Stated task:
Each entry below is to be duplicated verbatim.

Entries supplied:
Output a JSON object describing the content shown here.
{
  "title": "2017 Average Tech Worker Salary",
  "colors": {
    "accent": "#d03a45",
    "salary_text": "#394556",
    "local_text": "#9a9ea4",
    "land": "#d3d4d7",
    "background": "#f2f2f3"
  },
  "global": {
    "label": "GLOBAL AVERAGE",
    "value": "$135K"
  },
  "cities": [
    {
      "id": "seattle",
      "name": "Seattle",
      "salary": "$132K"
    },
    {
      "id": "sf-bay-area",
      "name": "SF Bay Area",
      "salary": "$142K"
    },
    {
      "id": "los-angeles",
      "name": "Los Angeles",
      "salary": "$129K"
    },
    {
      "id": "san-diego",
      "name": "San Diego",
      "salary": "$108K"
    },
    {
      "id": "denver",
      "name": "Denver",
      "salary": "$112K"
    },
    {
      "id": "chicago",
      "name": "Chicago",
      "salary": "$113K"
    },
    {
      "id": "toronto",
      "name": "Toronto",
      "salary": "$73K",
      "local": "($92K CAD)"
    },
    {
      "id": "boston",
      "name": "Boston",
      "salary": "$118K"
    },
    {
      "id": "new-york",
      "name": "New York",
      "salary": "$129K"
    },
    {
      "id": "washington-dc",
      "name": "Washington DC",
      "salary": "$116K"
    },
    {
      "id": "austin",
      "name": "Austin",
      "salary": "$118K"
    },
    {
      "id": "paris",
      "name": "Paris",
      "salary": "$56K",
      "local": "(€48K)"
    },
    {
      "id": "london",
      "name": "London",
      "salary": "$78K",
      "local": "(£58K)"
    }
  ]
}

Correct answer:
Output a JSON object describing the content shown here.
{
  "title": "2017 Average Tech Worker Salary",
  "colors": {
    "accent": "#d03a45",
    "salary_text": "#394556",
    "local_text": "#9a9ea4",
    "land": "#d3d4d7",
    "background": "#f2f2f3"
  },
  "global": {
    "label": "GLOBAL AVERAGE",
    "value": "$135K"
  },
  "cities": [
    {
      "id": "seattle",
      "name": "Seattle",
      "salary": "$132K"
    },
    {
      "id": "sf-bay-area",
      "name": "SF Bay Area",
      "salary": "$142K"
    },
    {
      "id": "los-angeles",
      "name": "Los Angeles",
      "salary": "$129K"
    },
    {
      "id": "san-diego",
      "name": "San Diego",
      "salary": "$108K"
    },
    {
      "id": "denver",
      "name": "Denver",
      "salary": "$112K"
    },
    {
      "id": "chicago",
      "name": "Chicago",
      "salary": "$113K"
    },
    {
      "id": "toronto",
      "name": "Toronto",
      "salary": "$73K",
      "local": "($92K CAD)"
    },
    {
      "id": "boston",
      "name": "Boston",
      "salary": "$118K"
    },
    {
      "id": "new-york",
      "name": "New York",
      "salary": "$129K"
    },
    {
      "id": "washington-dc",
      "name": "Washington DC",
      "salary": "$116K"
    },
    {
      "id": "austin",
      "name": "Austin",
      "salary": "$118K"
    },
    {
      "id": "paris",
      "name": "Paris",
      "salary": "$56K",
      "local": "(€48K)"
    },
    {
      "id": "london",
      "name": "London",
      "salary": "$78K",
      "local": "(£58K)"
    }
  ]
}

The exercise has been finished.